◆ Material for this exercise
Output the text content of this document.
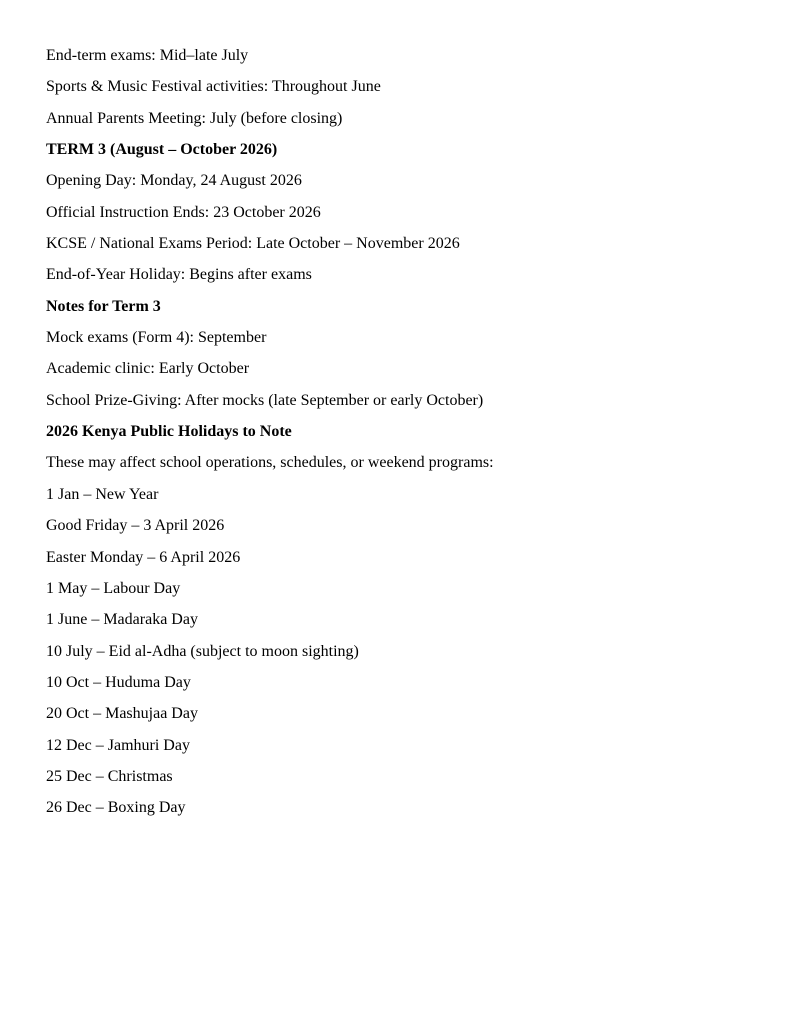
End-term exams: Mid–late July

Sports & Music Festival activities: Throughout June

Annual Parents Meeting: July (before closing)

TERM 3 (August – October 2026)

Opening Day: Monday, 24 August 2026

Official Instruction Ends: 23 October 2026

KCSE / National Exams Period: Late October – November 2026

End-of-Year Holiday: Begins after exams

Notes for Term 3

Mock exams (Form 4): September

Academic clinic: Early October

School Prize-Giving: After mocks (late September or early October)

2026 Kenya Public Holidays to Note

These may affect school operations, schedules, or weekend programs:

1 Jan – New Year

Good Friday – 3 April 2026

Easter Monday – 6 April 2026

1 May – Labour Day

1 June – Madaraka Day

10 July – Eid al-Adha (subject to moon sighting)

10 Oct – Huduma Day

20 Oct – Mashujaa Day

12 Dec – Jamhuri Day

25 Dec – Christmas

26 Dec – Boxing Day
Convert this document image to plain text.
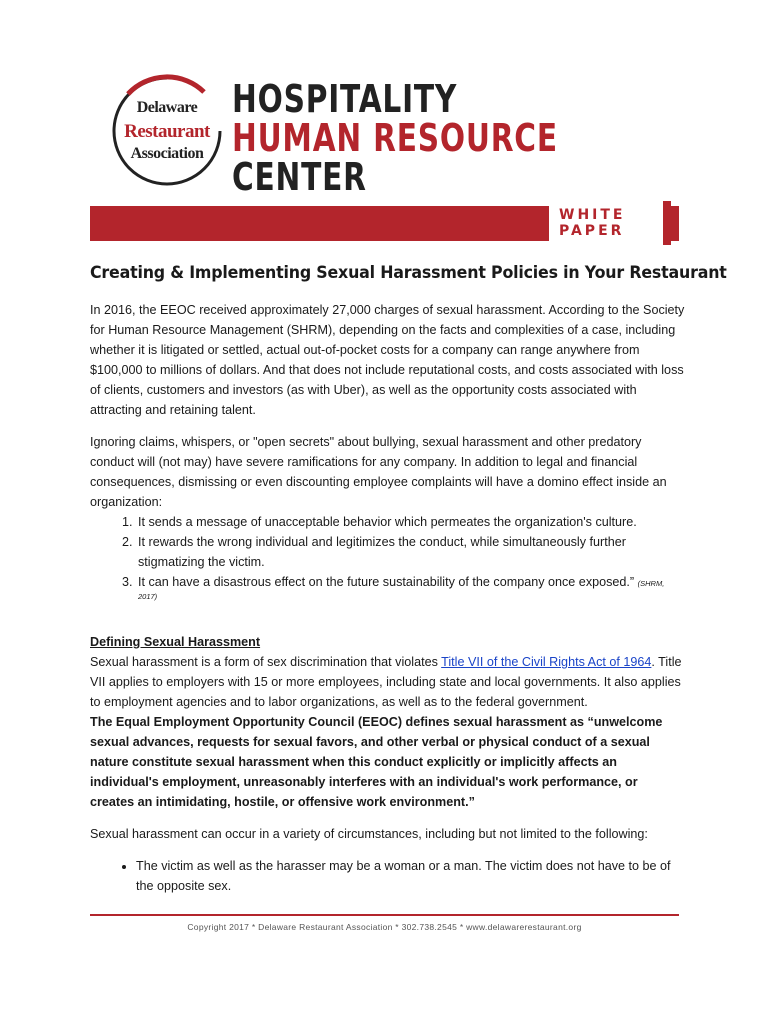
Delaware
Restaurant
Association
HOSPITALITY
HUMAN RESOURCE
CENTER
WHITE
PAPER
Creating & Implementing Sexual Harassment Policies in Your Restaurant

In 2016, the EEOC received approximately 27,000 charges of sexual harassment. According to the Society for Human Resource Management (SHRM), depending on the facts and complexities of a case, including whether it is litigated or settled, actual out-of-pocket costs for a company can range anywhere from $100,000 to millions of dollars. And that does not include reputational costs, and costs associated with loss of clients, customers and investors (as with Uber), as well as the opportunity costs associated with attracting and retaining talent.

Ignoring claims, whispers, or "open secrets" about bullying, sexual harassment and other predatory conduct will (not may) have severe ramifications for any company. In addition to legal and financial consequences, dismissing or even discounting employee complaints will have a domino effect inside an organization:

1. It sends a message of unacceptable behavior which permeates the organization's culture.
2. It rewards the wrong individual and legitimizes the conduct, while simultaneously further stigmatizing the victim.
3. It can have a disastrous effect on the future sustainability of the company once exposed.” (SHRM,
2017)
Defining Sexual Harassment
Sexual harassment is a form of sex discrimination that violates Title VII of the Civil Rights Act of 1964. Title VII applies to employers with 15 or more employees, including state and local governments. It also applies to employment agencies and to labor organizations, as well as to the federal government.
The Equal Employment Opportunity Council (EEOC) defines sexual harassment as “unwelcome sexual advances, requests for sexual favors, and other verbal or physical conduct of a sexual nature constitute sexual harassment when this conduct explicitly or implicitly affects an individual's employment, unreasonably interferes with an individual's work performance, or creates an intimidating, hostile, or offensive work environment.”
Sexual harassment can occur in a variety of circumstances, including but not limited to the following:
• The victim as well as the harasser may be a woman or a man. The victim does not have to be of the opposite sex.
Copyright 2017 * Delaware Restaurant Association * 302.738.2545 * www.delawarerestaurant.org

◆ Request
Copy out all the data exactly; skip the pictures.

◆ Output below
Output the text content of this document.
End-term exams: Mid–late July

Sports & Music Festival activities: Throughout June

Annual Parents Meeting: July (before closing)

TERM 3 (August – October 2026)

Opening Day: Monday, 24 August 2026

Official Instruction Ends: 23 October 2026

KCSE / National Exams Period: Late October – November 2026

End-of-Year Holiday: Begins after exams

Notes for Term 3

Mock exams (Form 4): September

Academic clinic: Early October

School Prize-Giving: After mocks (late September or early October)

2026 Kenya Public Holidays to Note

These may affect school operations, schedules, or weekend programs:

1 Jan – New Year

Good Friday – 3 April 2026

Easter Monday – 6 April 2026

1 May – Labour Day

1 June – Madaraka Day

10 July – Eid al-Adha (subject to moon sighting)

10 Oct – Huduma Day

20 Oct – Mashujaa Day

12 Dec – Jamhuri Day

25 Dec – Christmas

26 Dec – Boxing Day
Convert this document image to plain text.
Delaware
Restaurant
Association
HOSPITALITY
HUMAN RESOURCE
CENTER
WHITE
PAPER
Creating & Implementing Sexual Harassment Policies in Your Restaurant

In 2016, the EEOC received approximately 27,000 charges of sexual harassment. According to the Society for Human Resource Management (SHRM), depending on the facts and complexities of a case, including whether it is litigated or settled, actual out-of-pocket costs for a company can range anywhere from $100,000 to millions of dollars. And that does not include reputational costs, and costs associated with loss of clients, customers and investors (as with Uber), as well as the opportunity costs associated with attracting and retaining talent.

Ignoring claims, whispers, or "open secrets" about bullying, sexual harassment and other predatory conduct will (not may) have severe ramifications for any company. In addition to legal and financial consequences, dismissing or even discounting employee complaints will have a domino effect inside an organization:

1. It sends a message of unacceptable behavior which permeates the organization's culture.
2. It rewards the wrong individual and legitimizes the conduct, while simultaneously further stigmatizing the victim.
3. It can have a disastrous effect on the future sustainability of the company once exposed.” (SHRM,
2017)
Defining Sexual Harassment
Sexual harassment is a form of sex discrimination that violates Title VII of the Civil Rights Act of 1964. Title VII applies to employers with 15 or more employees, including state and local governments. It also applies to employment agencies and to labor organizations, as well as to the federal government.
The Equal Employment Opportunity Council (EEOC) defines sexual harassment as “unwelcome sexual advances, requests for sexual favors, and other verbal or physical conduct of a sexual nature constitute sexual harassment when this conduct explicitly or implicitly affects an individual's employment, unreasonably interferes with an individual's work performance, or creates an intimidating, hostile, or offensive work environment.”
Sexual harassment can occur in a variety of circumstances, including but not limited to the following:
• The victim as well as the harasser may be a woman or a man. The victim does not have to be of the opposite sex.
Copyright 2017 * Delaware Restaurant Association * 302.738.2545 * www.delawarerestaurant.org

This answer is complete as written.